--- begin ---

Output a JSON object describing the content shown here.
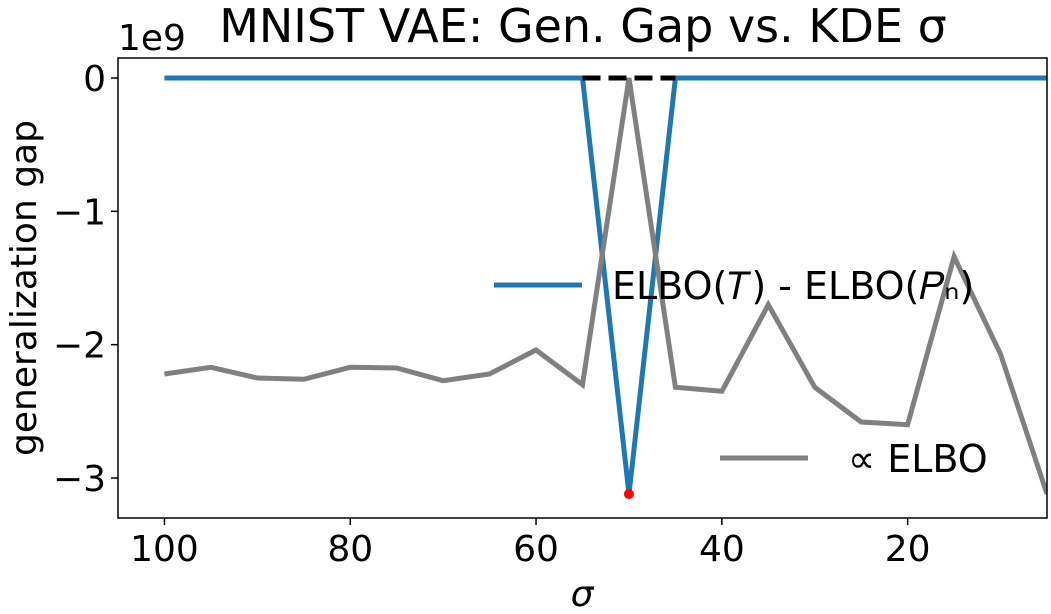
{
  "chart_data": {
    "type": "line",
    "title": "MNIST VAE: Gen. Gap vs. KDE σ",
    "xlabel": "σ",
    "ylabel": "generalization gap",
    "y_offset_label": "1e9",
    "x": [
      100,
      95,
      90,
      85,
      80,
      75,
      70,
      65,
      60,
      55,
      50,
      45,
      40,
      35,
      30,
      25,
      20,
      15,
      10,
      5
    ],
    "xlim": [
      105,
      5
    ],
    "x_axis_inverted": true,
    "ylim": [
      -3.3,
      0.15
    ],
    "y_unit_multiplier": 1000000000,
    "x_ticks": [
      "100",
      "80",
      "60",
      "40",
      "20"
    ],
    "x_tick_values": [
      100,
      80,
      60,
      40,
      20
    ],
    "y_ticks": [
      "0",
      "−1",
      "−2",
      "−3"
    ],
    "y_tick_values": [
      0,
      -1,
      -2,
      -3
    ],
    "grid": false,
    "series": [
      {
        "name": "ELBO(T) - ELBO(Pn)",
        "legend_label": "ELBO(𝑇) - ELBO(𝑃ₙ)",
        "color": "#1f77b4",
        "values": [
          0,
          0,
          0,
          0,
          0,
          0,
          0,
          0,
          0,
          0,
          -3.12,
          0,
          0,
          0,
          0,
          0,
          0,
          0,
          0,
          0
        ]
      },
      {
        "name": "∝ ELBO",
        "legend_label": "∝ ELBO",
        "color": "#808080",
        "values": [
          -2.22,
          -2.17,
          -2.25,
          -2.26,
          -2.17,
          -2.175,
          -2.27,
          -2.22,
          -2.04,
          -2.3,
          0.0,
          -2.32,
          -2.35,
          -1.7,
          -2.32,
          -2.58,
          -2.6,
          -1.34,
          -2.07,
          -3.12
        ]
      }
    ],
    "reference_line": {
      "color": "#000000",
      "style": "dashed",
      "x_range": [
        55,
        45
      ],
      "y": 0
    },
    "marker": {
      "color": "#ff0000",
      "x": 50,
      "y": -3.12
    },
    "legend_placement": "right"
  }
}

--- end ---

§ Your instructions: Write out the material above once more, exactly as it reads, with no pictures.

§ Complete answer:
Output a JSON object describing the content shown here.
{
  "chart_data": {
    "type": "line",
    "title": "MNIST VAE: Gen. Gap vs. KDE σ",
    "xlabel": "σ",
    "ylabel": "generalization gap",
    "y_offset_label": "1e9",
    "x": [
      100,
      95,
      90,
      85,
      80,
      75,
      70,
      65,
      60,
      55,
      50,
      45,
      40,
      35,
      30,
      25,
      20,
      15,
      10,
      5
    ],
    "xlim": [
      105,
      5
    ],
    "x_axis_inverted": true,
    "ylim": [
      -3.3,
      0.15
    ],
    "y_unit_multiplier": 1000000000,
    "x_ticks": [
      "100",
      "80",
      "60",
      "40",
      "20"
    ],
    "x_tick_values": [
      100,
      80,
      60,
      40,
      20
    ],
    "y_ticks": [
      "0",
      "−1",
      "−2",
      "−3"
    ],
    "y_tick_values": [
      0,
      -1,
      -2,
      -3
    ],
    "grid": false,
    "series": [
      {
        "name": "ELBO(T) - ELBO(Pn)",
        "legend_label": "ELBO(𝑇) - ELBO(𝑃ₙ)",
        "color": "#1f77b4",
        "values": [
          0,
          0,
          0,
          0,
          0,
          0,
          0,
          0,
          0,
          0,
          -3.12,
          0,
          0,
          0,
          0,
          0,
          0,
          0,
          0,
          0
        ]
      },
      {
        "name": "∝ ELBO",
        "legend_label": "∝ ELBO",
        "color": "#808080",
        "values": [
          -2.22,
          -2.17,
          -2.25,
          -2.26,
          -2.17,
          -2.175,
          -2.27,
          -2.22,
          -2.04,
          -2.3,
          0.0,
          -2.32,
          -2.35,
          -1.7,
          -2.32,
          -2.58,
          -2.6,
          -1.34,
          -2.07,
          -3.12
        ]
      }
    ],
    "reference_line": {
      "color": "#000000",
      "style": "dashed",
      "x_range": [
        55,
        45
      ],
      "y": 0
    },
    "marker": {
      "color": "#ff0000",
      "x": 50,
      "y": -3.12
    },
    "legend_placement": "right"
  }
}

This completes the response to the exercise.